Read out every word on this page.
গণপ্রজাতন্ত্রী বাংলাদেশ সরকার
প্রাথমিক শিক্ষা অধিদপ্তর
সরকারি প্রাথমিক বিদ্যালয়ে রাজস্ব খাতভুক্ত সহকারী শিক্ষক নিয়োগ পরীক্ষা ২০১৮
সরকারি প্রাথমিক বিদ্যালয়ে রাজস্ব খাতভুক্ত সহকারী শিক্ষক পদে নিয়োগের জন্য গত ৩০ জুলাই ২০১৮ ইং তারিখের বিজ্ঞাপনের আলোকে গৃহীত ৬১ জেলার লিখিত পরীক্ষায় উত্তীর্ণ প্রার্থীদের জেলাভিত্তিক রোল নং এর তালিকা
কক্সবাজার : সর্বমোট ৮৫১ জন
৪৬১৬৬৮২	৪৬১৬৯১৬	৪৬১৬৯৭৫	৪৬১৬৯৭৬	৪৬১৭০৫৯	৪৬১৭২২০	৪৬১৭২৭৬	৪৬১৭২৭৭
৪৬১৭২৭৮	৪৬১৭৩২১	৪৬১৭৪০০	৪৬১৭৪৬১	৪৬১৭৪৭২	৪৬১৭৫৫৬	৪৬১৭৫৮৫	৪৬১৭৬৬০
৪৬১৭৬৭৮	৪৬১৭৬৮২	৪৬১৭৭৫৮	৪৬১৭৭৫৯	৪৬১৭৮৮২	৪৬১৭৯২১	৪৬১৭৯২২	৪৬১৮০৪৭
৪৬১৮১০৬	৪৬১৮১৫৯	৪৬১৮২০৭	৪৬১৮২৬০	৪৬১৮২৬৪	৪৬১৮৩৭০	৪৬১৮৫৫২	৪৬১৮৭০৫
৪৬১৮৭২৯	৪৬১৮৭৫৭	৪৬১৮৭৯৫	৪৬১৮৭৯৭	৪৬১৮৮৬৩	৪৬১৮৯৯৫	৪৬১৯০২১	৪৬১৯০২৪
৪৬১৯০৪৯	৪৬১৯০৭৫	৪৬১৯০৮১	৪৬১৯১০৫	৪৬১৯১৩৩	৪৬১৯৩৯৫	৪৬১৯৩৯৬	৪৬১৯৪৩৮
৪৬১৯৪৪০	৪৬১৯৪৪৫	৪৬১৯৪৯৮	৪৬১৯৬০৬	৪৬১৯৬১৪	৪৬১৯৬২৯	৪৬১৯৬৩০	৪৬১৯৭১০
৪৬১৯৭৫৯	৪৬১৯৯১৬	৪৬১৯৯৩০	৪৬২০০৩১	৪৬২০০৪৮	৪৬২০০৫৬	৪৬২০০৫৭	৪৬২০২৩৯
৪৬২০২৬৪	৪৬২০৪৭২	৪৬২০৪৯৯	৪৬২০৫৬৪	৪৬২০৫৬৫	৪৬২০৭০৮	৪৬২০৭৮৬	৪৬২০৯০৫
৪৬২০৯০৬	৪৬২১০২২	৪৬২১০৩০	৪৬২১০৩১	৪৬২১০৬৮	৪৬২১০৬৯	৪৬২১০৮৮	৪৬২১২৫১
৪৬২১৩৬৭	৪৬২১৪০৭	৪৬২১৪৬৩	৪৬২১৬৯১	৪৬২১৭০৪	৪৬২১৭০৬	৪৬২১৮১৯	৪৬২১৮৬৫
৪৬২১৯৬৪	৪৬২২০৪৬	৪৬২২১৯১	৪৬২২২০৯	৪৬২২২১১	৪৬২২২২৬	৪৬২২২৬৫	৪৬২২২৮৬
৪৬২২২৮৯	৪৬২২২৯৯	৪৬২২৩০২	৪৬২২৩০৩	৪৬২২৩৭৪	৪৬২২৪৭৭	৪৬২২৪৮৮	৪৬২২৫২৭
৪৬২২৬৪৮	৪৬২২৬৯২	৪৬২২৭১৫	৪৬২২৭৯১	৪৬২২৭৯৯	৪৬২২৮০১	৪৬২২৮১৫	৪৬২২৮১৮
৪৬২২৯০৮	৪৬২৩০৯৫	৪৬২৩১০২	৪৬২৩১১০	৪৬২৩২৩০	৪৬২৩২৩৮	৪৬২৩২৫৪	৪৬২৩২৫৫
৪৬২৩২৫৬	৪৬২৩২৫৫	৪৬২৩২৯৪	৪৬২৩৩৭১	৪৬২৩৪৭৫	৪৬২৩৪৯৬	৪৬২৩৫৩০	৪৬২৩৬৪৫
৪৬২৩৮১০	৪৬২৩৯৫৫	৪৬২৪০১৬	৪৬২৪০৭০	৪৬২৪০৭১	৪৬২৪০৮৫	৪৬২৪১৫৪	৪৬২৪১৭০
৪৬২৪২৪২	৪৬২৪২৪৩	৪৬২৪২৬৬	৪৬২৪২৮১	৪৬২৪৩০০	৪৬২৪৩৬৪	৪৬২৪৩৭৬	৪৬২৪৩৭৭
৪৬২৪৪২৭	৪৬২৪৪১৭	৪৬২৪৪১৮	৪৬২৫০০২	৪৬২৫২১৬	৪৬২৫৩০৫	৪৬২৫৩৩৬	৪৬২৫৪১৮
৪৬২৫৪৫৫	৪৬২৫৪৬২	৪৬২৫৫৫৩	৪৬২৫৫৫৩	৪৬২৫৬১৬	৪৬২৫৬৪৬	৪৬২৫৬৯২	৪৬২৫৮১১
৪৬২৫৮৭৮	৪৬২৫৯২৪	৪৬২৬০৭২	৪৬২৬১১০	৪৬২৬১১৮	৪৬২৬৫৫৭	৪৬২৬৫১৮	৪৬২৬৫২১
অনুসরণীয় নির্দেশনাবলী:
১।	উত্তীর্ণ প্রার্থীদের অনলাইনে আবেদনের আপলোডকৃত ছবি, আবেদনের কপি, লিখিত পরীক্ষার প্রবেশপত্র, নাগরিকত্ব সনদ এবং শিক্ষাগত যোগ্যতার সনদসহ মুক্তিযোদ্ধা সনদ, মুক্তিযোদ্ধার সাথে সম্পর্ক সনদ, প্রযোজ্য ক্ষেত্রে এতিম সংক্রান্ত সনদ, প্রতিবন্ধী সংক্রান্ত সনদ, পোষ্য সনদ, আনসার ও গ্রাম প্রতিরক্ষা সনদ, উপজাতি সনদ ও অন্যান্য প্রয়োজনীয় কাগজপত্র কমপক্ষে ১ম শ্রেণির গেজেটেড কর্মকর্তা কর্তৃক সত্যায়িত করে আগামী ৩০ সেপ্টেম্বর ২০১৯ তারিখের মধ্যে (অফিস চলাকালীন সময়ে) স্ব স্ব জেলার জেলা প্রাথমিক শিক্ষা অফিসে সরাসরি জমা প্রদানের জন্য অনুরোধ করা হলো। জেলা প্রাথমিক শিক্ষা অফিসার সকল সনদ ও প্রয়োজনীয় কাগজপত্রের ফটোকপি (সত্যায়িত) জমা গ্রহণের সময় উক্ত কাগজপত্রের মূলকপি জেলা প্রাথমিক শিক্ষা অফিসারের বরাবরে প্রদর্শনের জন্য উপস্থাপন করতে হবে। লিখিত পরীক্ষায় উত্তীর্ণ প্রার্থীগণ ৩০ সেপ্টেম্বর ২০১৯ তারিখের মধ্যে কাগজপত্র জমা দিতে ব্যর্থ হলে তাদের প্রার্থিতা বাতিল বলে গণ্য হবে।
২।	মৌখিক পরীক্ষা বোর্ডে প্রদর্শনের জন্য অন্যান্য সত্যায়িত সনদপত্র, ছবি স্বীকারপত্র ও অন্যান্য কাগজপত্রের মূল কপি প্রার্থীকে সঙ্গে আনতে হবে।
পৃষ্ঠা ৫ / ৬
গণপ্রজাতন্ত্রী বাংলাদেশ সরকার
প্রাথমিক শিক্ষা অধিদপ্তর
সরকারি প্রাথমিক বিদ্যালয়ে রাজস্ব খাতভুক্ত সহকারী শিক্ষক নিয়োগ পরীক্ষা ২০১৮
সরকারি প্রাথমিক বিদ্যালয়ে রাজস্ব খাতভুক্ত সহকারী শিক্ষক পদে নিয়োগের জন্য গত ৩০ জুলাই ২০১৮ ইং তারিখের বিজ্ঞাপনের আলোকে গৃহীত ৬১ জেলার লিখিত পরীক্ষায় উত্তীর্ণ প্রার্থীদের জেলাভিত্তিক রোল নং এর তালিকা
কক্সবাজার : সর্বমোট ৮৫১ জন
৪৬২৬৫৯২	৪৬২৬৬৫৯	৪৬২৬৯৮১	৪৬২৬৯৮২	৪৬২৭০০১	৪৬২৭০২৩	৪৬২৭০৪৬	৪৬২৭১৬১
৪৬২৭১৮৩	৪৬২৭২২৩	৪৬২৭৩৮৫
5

----

Search the records for the word "গজপত", then list every line that has it.

▶ **Solution for this task**
১।	উত্তীর্ণ প্রার্থীদের অনলাইনে আবেদনের আপলোডকৃত ছবি, আবেদনের কপি, লিখিত পরীক্ষার প্রবেশপত্র, নাগরিকত্ব সনদ এবং শিক্ষাগত যোগ্যতার সনদসহ মুক্তিযোদ্ধা সনদ, মুক্তিযোদ্ধার সাথে সম্পর্ক সনদ, প্রযোজ্য ক্ষেত্রে এতিম সংক্রান্ত সনদ, প্রতিবন্ধী সংক্রান্ত সনদ, পোষ্য সনদ, আনসার ও গ্রাম প্রতিরক্ষা সনদ, উপজাতি সনদ ও অন্যান্য প্রয়োজনীয় কাগজপত্র কমপক্ষে ১ম শ্রেণির গেজেটেড কর্মকর্তা কর্তৃক সত্যায়িত করে আগামী ৩০ সেপ্টেম্বর ২০১৯ তারিখের মধ্যে (অফিস চলাকালীন সময়ে) স্ব স্ব জেলার জেলা প্রাথমিক শিক্ষা অফিসে সরাসরি জমা প্রদানের জন্য অনুরোধ করা হলো। জেলা প্রাথমিক শিক্ষা অফিসার সকল সনদ ও প্রয়োজনীয় কাগজপত্রের ফটোকপি (সত্যায়িত) জমা গ্রহণের সময় উক্ত কাগজপত্রের মূলকপি জেলা প্রাথমিক শিক্ষা অফিসারের বরাবরে প্রদর্শনের জন্য উপস্থাপন করতে হবে। লিখিত পরীক্ষায় উত্তীর্ণ প্রার্থীগণ ৩০ সেপ্টেম্বর ২০১৯ তারিখের মধ্যে কাগজপত্র জমা দিতে ব্যর্থ হলে তাদের প্রার্থিতা বাতিল বলে গণ্য হবে।
২।	মৌখিক পরীক্ষা বোর্ডে প্রদর্শনের জন্য অন্যান্য সত্যায়িত সনদপত্র, ছবি স্বীকারপত্র ও অন্যান্য কাগজপত্রের মূল কপি প্রার্থীকে সঙ্গে আনতে হবে।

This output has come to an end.